** Objective **
Look through the records that follow. Copy every line containing the word "сооружений".

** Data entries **
>> Start
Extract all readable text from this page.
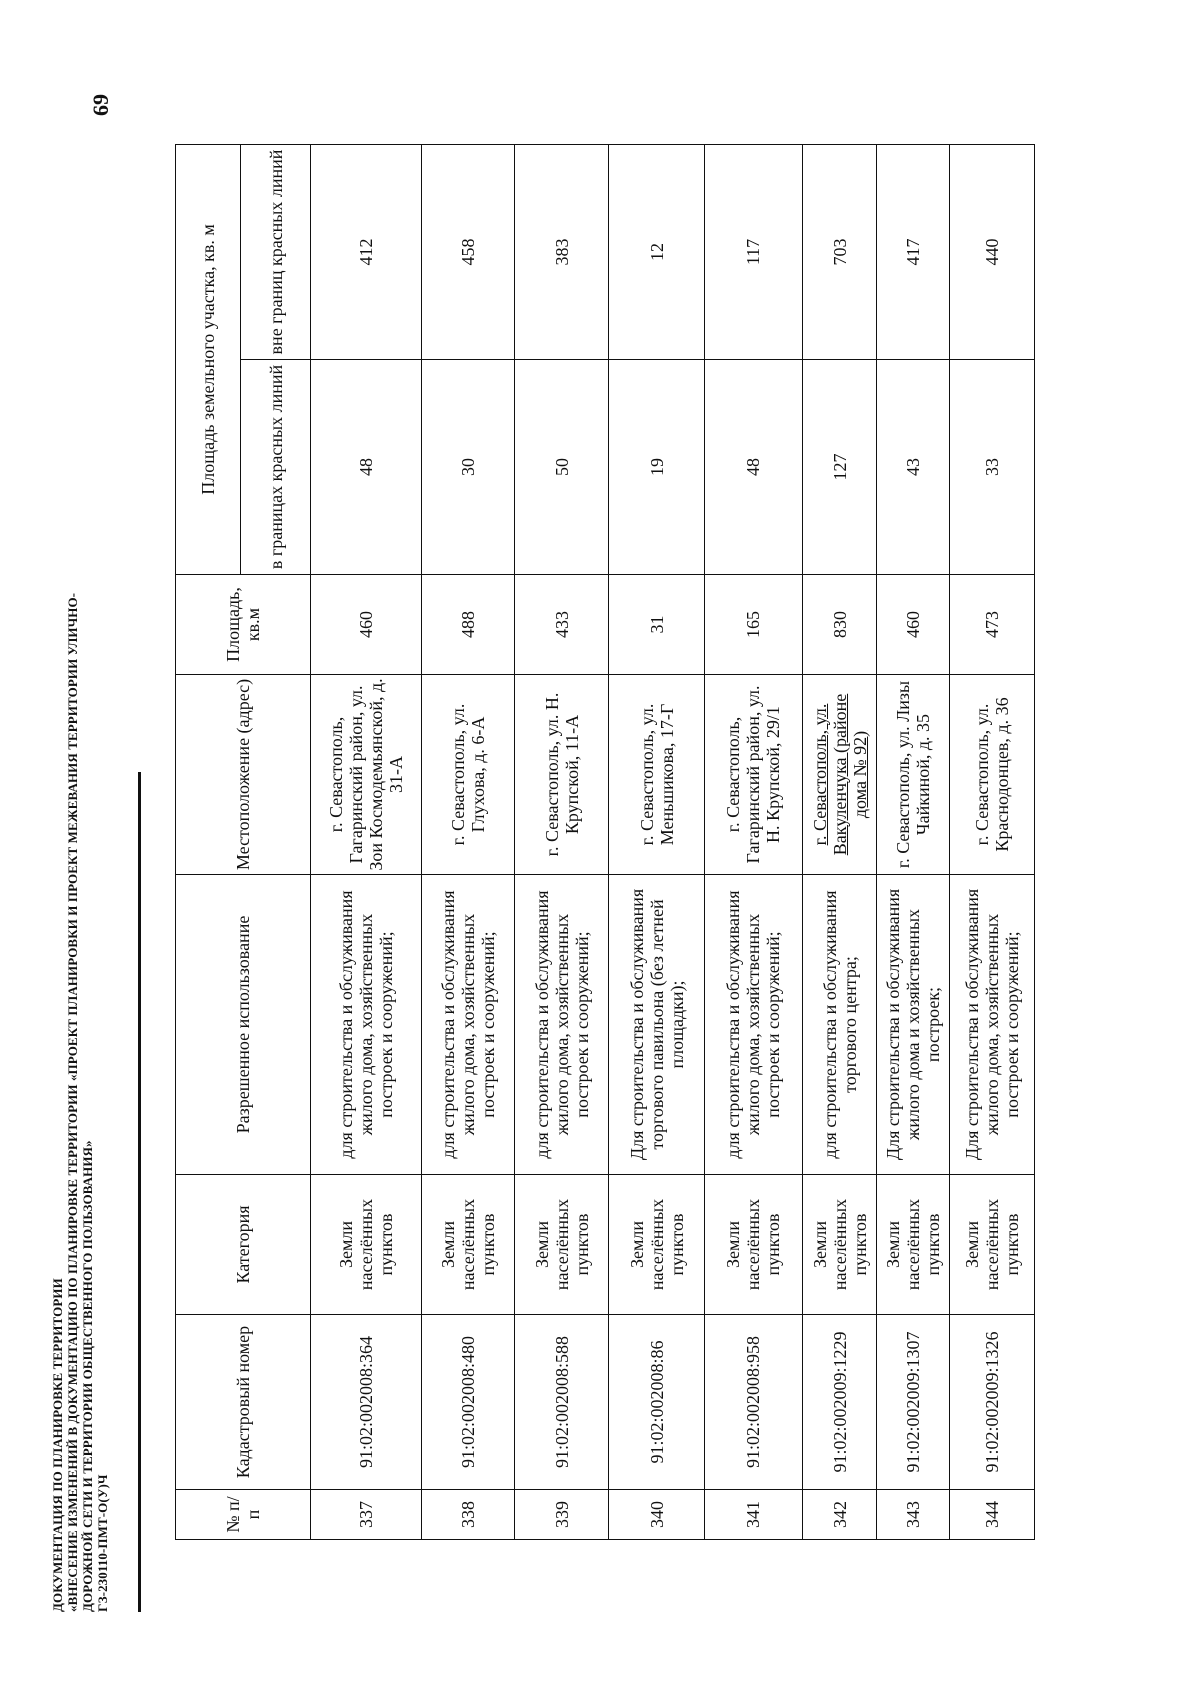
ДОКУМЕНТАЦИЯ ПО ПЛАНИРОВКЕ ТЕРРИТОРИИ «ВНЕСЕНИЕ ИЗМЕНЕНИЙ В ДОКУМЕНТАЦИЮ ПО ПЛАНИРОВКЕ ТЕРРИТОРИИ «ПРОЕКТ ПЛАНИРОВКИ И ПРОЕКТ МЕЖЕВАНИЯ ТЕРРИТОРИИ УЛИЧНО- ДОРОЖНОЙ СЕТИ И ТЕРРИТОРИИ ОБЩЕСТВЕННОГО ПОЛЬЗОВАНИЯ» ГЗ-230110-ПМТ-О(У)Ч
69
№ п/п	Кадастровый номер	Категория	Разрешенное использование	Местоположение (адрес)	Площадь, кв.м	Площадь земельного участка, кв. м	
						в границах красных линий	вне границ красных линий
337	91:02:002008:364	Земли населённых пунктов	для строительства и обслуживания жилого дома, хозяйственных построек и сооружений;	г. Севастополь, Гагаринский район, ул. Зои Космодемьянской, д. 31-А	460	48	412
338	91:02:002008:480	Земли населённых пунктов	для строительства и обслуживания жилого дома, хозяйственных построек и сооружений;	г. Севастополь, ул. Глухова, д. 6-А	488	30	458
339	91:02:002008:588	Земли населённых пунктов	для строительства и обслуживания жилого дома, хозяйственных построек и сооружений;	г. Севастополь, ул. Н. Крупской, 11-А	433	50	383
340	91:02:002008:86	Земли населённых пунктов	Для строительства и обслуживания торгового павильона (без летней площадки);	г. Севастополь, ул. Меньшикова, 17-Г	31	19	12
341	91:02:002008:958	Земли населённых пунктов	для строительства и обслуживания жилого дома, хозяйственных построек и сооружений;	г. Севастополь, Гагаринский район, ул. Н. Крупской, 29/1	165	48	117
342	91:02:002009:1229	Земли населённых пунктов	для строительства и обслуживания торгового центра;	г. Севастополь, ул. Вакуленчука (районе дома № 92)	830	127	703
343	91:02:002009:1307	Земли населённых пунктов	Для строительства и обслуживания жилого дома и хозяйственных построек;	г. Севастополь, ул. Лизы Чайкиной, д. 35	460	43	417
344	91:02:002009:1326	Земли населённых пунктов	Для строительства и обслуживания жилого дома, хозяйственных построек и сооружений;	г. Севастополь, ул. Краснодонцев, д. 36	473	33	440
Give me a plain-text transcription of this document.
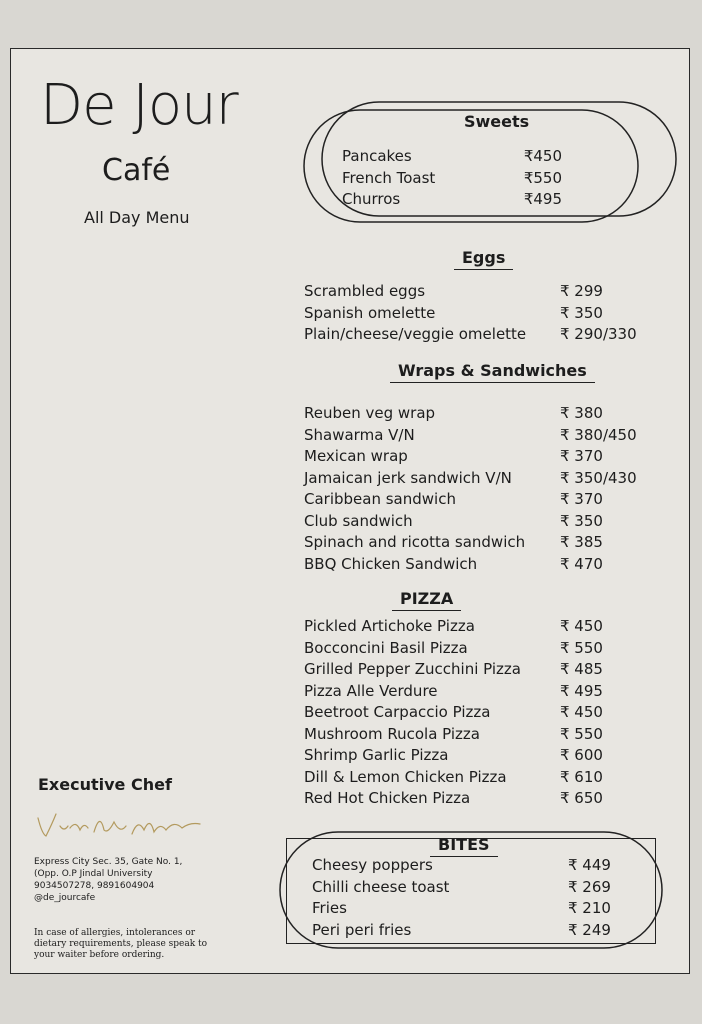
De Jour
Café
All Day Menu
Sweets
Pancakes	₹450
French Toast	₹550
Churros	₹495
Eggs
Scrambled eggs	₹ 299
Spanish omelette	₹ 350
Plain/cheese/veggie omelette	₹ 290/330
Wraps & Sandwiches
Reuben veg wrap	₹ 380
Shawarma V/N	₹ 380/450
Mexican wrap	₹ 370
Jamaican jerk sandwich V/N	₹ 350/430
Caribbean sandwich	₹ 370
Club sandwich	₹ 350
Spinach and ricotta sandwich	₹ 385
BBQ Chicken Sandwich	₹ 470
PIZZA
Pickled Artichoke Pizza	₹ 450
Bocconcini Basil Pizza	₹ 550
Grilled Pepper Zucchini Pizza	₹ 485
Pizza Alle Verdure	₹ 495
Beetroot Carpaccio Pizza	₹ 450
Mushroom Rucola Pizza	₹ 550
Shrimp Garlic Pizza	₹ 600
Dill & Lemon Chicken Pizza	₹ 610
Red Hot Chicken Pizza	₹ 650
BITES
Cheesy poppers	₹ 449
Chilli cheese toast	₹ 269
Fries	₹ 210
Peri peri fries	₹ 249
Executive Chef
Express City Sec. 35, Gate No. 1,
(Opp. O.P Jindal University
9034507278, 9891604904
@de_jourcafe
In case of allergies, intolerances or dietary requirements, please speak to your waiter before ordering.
>> End
>> Start
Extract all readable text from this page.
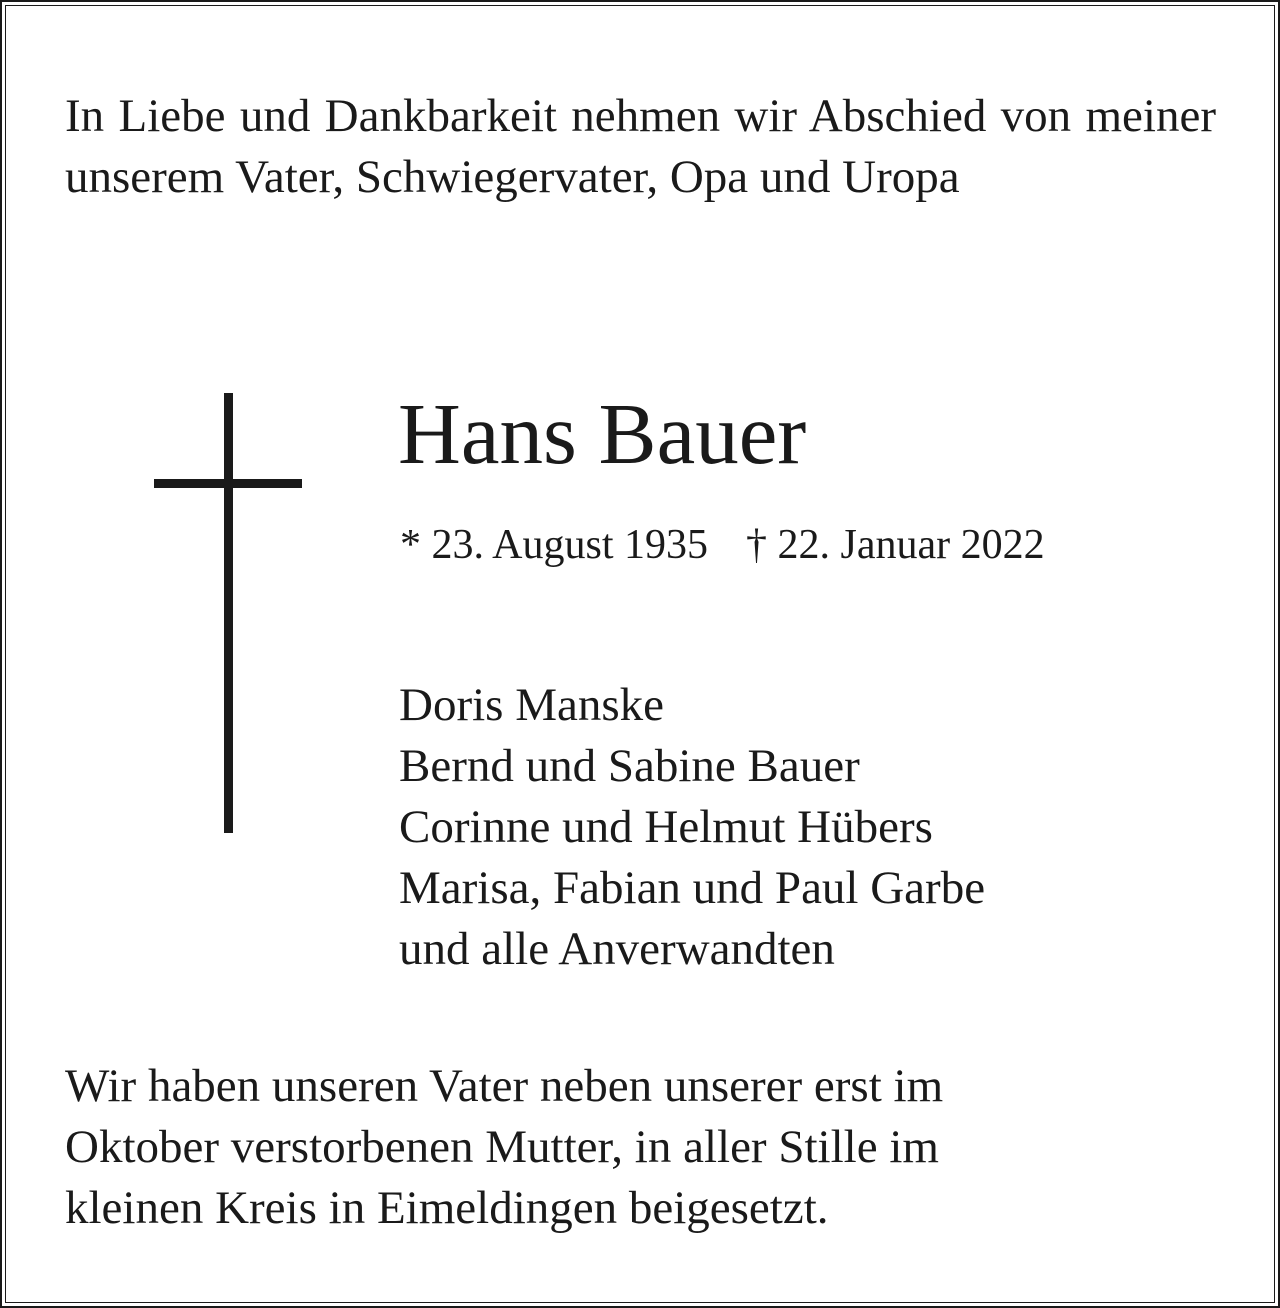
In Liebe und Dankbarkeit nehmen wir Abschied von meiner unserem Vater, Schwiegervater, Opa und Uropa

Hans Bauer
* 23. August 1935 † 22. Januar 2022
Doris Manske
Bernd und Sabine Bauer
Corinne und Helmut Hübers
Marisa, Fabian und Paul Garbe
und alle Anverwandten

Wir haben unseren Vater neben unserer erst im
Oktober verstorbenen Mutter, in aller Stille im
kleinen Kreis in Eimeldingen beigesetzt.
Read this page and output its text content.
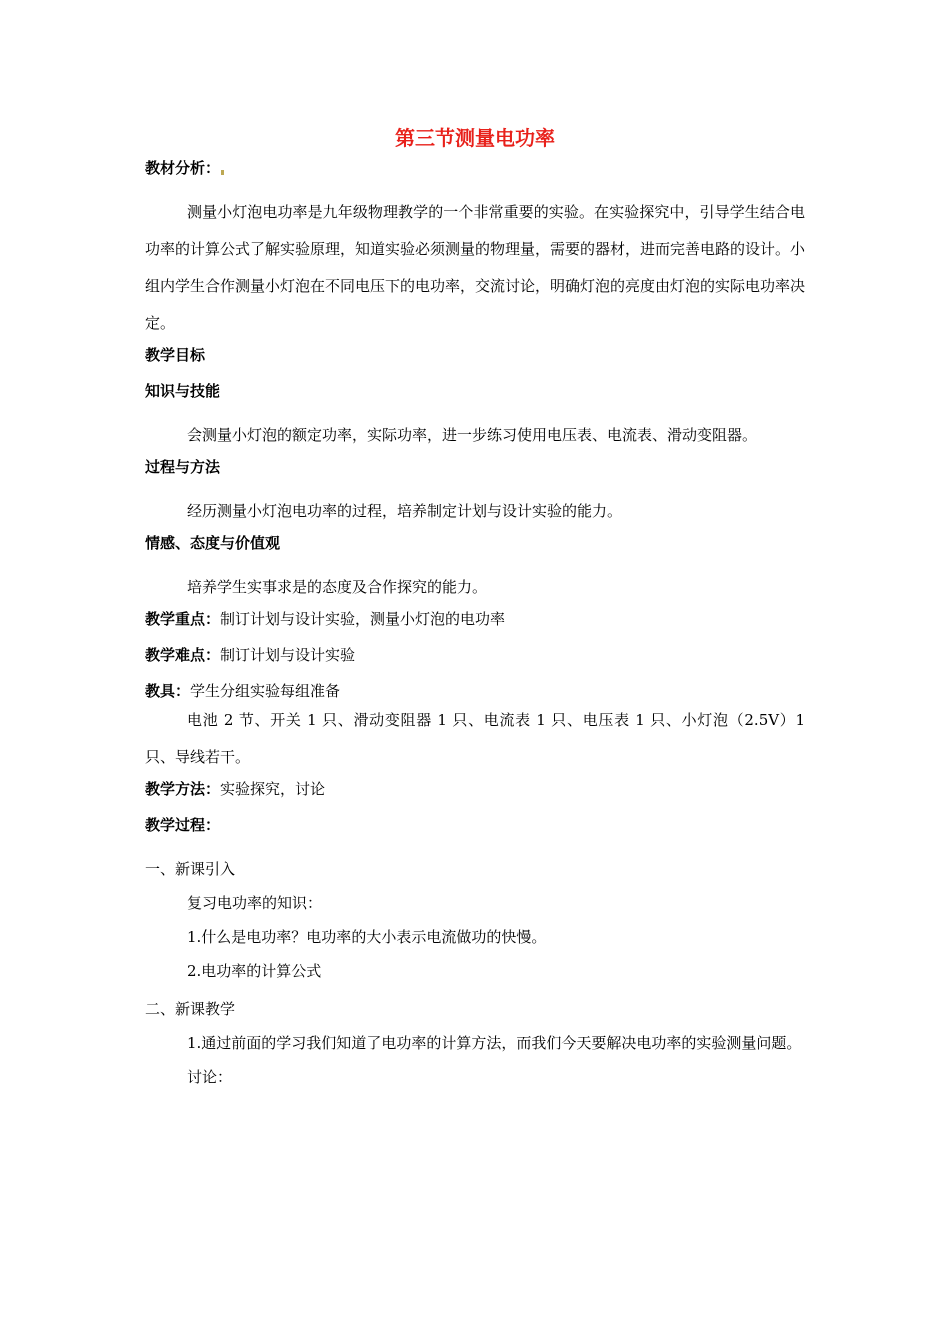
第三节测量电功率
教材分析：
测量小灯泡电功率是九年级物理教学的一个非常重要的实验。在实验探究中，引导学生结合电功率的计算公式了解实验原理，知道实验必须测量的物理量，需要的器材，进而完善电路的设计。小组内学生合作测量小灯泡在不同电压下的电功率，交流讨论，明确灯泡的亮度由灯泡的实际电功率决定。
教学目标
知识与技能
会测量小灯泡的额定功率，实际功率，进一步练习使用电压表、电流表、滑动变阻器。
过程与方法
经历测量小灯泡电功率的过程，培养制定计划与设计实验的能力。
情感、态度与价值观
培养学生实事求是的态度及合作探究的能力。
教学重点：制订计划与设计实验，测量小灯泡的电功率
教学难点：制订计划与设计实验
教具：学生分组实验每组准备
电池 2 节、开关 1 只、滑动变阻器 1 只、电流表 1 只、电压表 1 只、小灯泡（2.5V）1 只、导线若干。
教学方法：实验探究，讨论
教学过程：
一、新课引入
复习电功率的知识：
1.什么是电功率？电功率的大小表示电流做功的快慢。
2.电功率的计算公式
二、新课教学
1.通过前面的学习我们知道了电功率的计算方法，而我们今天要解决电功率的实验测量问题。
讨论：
>> End
** Exercise solution **
337	91:02:002008:364	Земли населённых пунктов	для строительства и обслуживания жилого дома, хозяйственных построек и сооружений;	г. Севастополь, Гагаринский район, ул. Зои Космодемьянской, д. 31-А	460	48	412
338	91:02:002008:480	Земли населённых пунктов	для строительства и обслуживания жилого дома, хозяйственных построек и сооружений;	г. Севастополь, ул. Глухова, д. 6-А	488	30	458
339	91:02:002008:588	Земли населённых пунктов	для строительства и обслуживания жилого дома, хозяйственных построек и сооружений;	г. Севастополь, ул. Н. Крупской, 11-А	433	50	383
341	91:02:002008:958	Земли населённых пунктов	для строительства и обслуживания жилого дома, хозяйственных построек и сооружений;	г. Севастополь, Гагаринский район, ул. Н. Крупской, 29/1	165	48	117
344	91:02:002009:1326	Земли населённых пунктов	Для строительства и обслуживания жилого дома, хозяйственных построек и сооружений;	г. Севастополь, ул. Краснодонцев, д. 36	473	33	440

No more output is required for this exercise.